What to produce: Can you transcribe every line exactly and leave the pictures behind?

Data for processing:
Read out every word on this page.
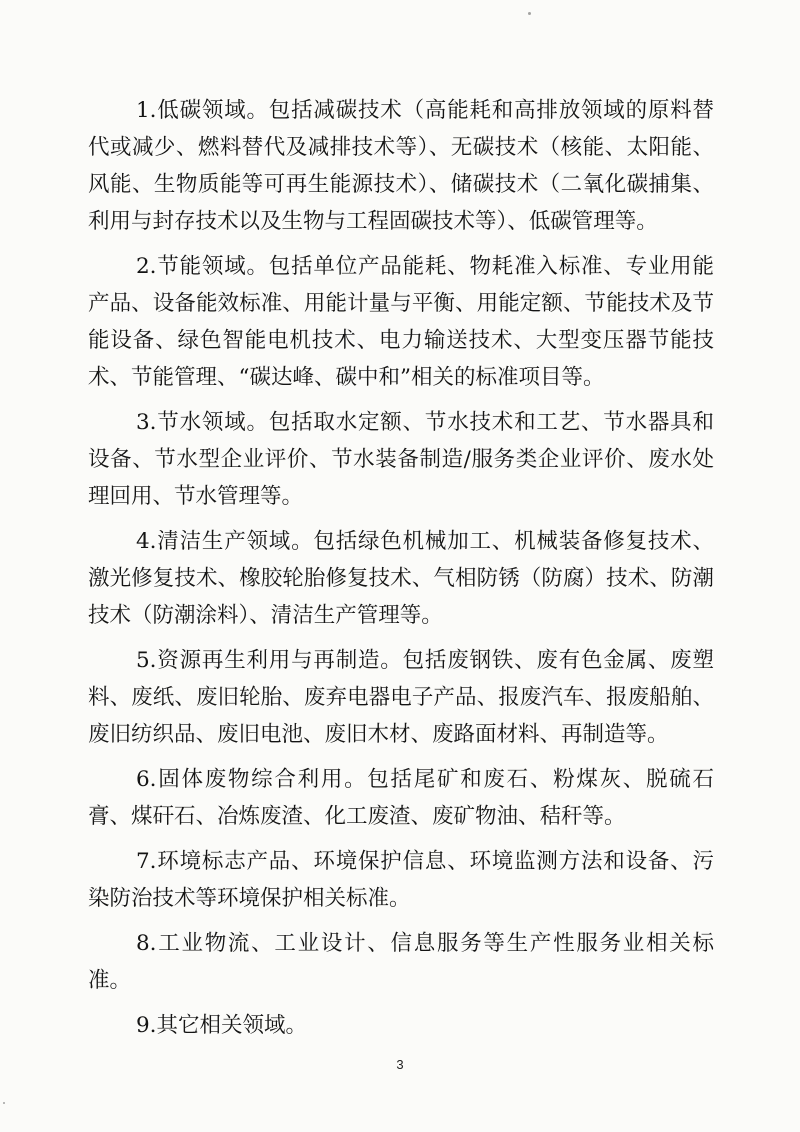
1.低碳领域。包括减碳技术（高能耗和高排放领域的原料替代或减少、燃料替代及减排技术等）、无碳技术（核能、太阳能、风能、生物质能等可再生能源技术）、储碳技术（二氧化碳捕集、利用与封存技术以及生物与工程固碳技术等）、低碳管理等。

2.节能领域。包括单位产品能耗、物耗准入标准、专业用能产品、设备能效标准、用能计量与平衡、用能定额、节能技术及节能设备、绿色智能电机技术、电力输送技术、大型变压器节能技术、节能管理、“碳达峰、碳中和”相关的标准项目等。

3.节水领域。包括取水定额、节水技术和工艺、节水器具和设备、节水型企业评价、节水装备制造/服务类企业评价、废水处理回用、节水管理等。

4.清洁生产领域。包括绿色机械加工、机械装备修复技术、激光修复技术、橡胶轮胎修复技术、气相防锈（防腐）技术、防潮技术（防潮涂料）、清洁生产管理等。

5.资源再生利用与再制造。包括废钢铁、废有色金属、废塑料、废纸、废旧轮胎、废弃电器电子产品、报废汽车、报废船舶、废旧纺织品、废旧电池、废旧木材、废路面材料、再制造等。

6.固体废物综合利用。包括尾矿和废石、粉煤灰、脱硫石膏、煤矸石、冶炼废渣、化工废渣、废矿物油、秸秆等。

7.环境标志产品、环境保护信息、环境监测方法和设备、污染防治技术等环境保护相关标准。

8.工业物流、工业设计、信息服务等生产性服务业相关标准。

9.其它相关领域。

3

Exercise response:
Read out every word on this page.
1.低碳领域。包括减碳技术（高能耗和高排放领域的原料替代或减少、燃料替代及减排技术等）、无碳技术（核能、太阳能、风能、生物质能等可再生能源技术）、储碳技术（二氧化碳捕集、利用与封存技术以及生物与工程固碳技术等）、低碳管理等。

2.节能领域。包括单位产品能耗、物耗准入标准、专业用能产品、设备能效标准、用能计量与平衡、用能定额、节能技术及节能设备、绿色智能电机技术、电力输送技术、大型变压器节能技术、节能管理、“碳达峰、碳中和”相关的标准项目等。

3.节水领域。包括取水定额、节水技术和工艺、节水器具和设备、节水型企业评价、节水装备制造/服务类企业评价、废水处理回用、节水管理等。

4.清洁生产领域。包括绿色机械加工、机械装备修复技术、激光修复技术、橡胶轮胎修复技术、气相防锈（防腐）技术、防潮技术（防潮涂料）、清洁生产管理等。

5.资源再生利用与再制造。包括废钢铁、废有色金属、废塑料、废纸、废旧轮胎、废弃电器电子产品、报废汽车、报废船舶、废旧纺织品、废旧电池、废旧木材、废路面材料、再制造等。

6.固体废物综合利用。包括尾矿和废石、粉煤灰、脱硫石膏、煤矸石、冶炼废渣、化工废渣、废矿物油、秸秆等。

7.环境标志产品、环境保护信息、环境监测方法和设备、污染防治技术等环境保护相关标准。

8.工业物流、工业设计、信息服务等生产性服务业相关标准。

9.其它相关领域。

3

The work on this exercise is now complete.